▸ **What you need to do**
Pull every line holding the string "omkring" from the records below.

>> begin

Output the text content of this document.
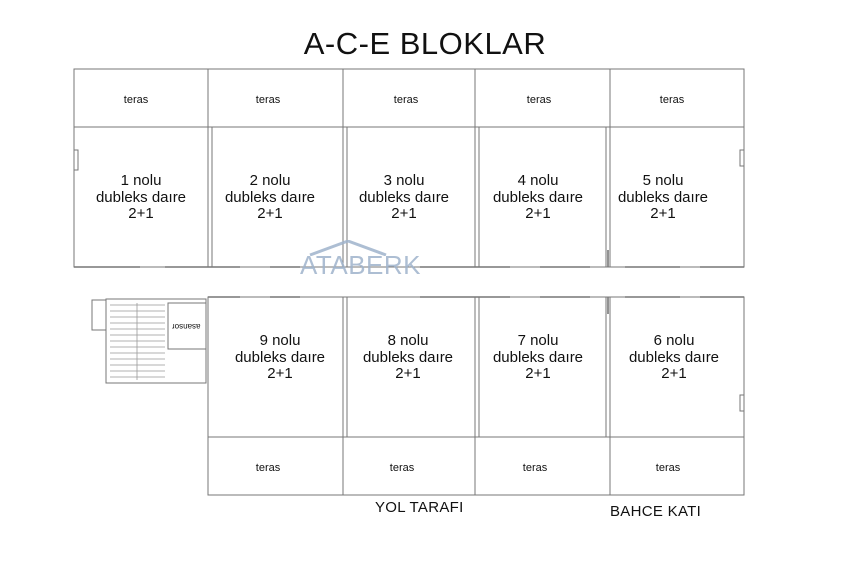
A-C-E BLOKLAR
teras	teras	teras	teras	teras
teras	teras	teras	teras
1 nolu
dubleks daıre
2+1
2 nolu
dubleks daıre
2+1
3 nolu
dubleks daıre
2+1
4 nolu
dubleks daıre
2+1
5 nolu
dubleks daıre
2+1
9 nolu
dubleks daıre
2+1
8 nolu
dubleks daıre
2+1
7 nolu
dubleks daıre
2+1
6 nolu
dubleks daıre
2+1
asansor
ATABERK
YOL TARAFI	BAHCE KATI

>> end
>> begin

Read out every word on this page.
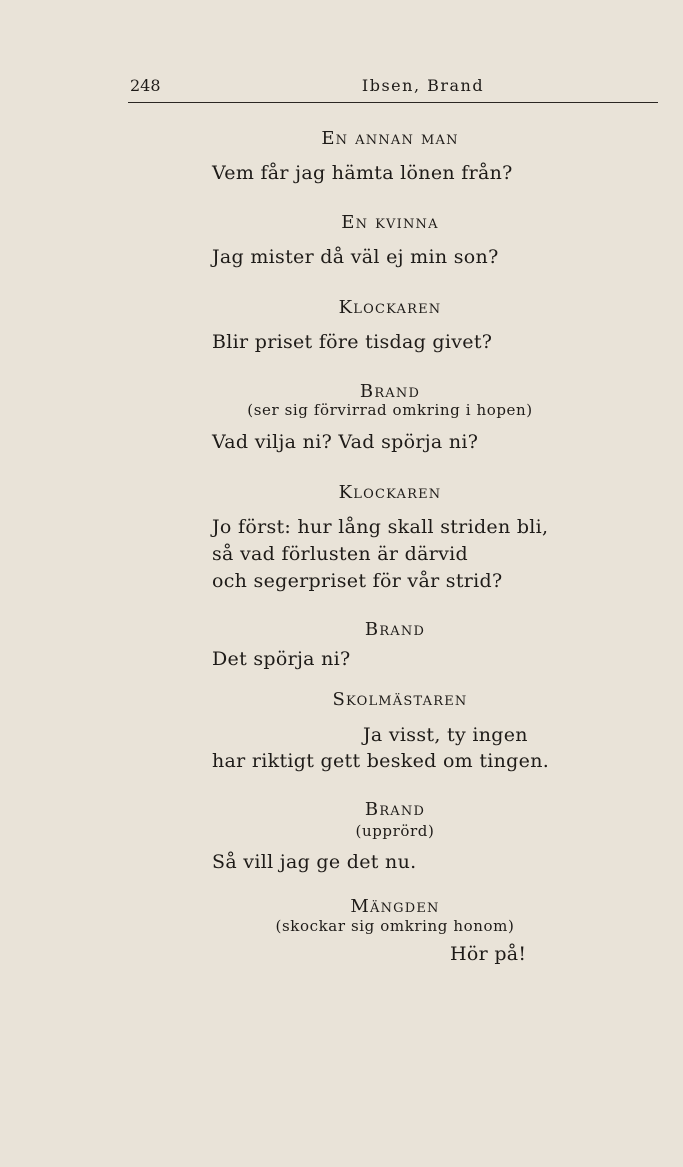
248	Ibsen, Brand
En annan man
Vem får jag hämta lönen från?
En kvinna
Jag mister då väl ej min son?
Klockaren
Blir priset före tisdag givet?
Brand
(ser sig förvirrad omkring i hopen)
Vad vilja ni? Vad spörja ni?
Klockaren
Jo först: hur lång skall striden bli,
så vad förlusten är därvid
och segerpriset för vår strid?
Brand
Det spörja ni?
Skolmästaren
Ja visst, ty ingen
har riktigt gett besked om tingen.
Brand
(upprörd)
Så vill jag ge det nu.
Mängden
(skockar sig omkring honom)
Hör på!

>> end
>> begin

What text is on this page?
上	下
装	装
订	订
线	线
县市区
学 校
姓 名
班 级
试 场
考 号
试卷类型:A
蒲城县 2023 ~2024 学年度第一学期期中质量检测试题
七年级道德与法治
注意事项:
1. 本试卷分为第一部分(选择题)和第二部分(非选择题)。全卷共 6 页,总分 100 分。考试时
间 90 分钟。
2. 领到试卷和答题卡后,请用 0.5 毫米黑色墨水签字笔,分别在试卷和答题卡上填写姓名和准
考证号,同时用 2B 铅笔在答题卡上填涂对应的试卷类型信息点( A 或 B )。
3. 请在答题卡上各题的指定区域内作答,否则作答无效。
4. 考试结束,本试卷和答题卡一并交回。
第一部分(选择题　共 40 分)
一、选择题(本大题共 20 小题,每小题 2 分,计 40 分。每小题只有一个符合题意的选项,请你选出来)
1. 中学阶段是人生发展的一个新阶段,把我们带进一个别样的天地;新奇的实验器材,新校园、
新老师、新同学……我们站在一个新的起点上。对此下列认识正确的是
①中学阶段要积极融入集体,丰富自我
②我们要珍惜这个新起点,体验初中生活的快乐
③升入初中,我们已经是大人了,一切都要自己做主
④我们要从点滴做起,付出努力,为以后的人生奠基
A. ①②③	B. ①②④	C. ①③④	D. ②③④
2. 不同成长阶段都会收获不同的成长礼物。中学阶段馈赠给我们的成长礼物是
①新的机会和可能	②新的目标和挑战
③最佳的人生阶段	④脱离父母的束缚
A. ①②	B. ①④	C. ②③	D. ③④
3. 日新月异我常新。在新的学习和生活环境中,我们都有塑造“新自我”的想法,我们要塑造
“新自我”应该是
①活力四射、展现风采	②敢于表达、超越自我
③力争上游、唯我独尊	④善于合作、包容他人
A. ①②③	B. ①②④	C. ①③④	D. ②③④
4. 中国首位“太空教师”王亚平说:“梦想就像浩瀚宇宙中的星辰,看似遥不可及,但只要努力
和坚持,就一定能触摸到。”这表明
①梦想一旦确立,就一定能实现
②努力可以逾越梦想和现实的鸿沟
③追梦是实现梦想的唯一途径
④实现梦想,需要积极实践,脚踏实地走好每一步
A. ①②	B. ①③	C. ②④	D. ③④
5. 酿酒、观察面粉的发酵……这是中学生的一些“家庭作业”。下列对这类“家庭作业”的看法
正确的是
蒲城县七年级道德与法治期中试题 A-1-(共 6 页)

>> end

▸ **Exercise result**
(ser sig förvirrad omkring i hopen)
(skockar sig omkring honom)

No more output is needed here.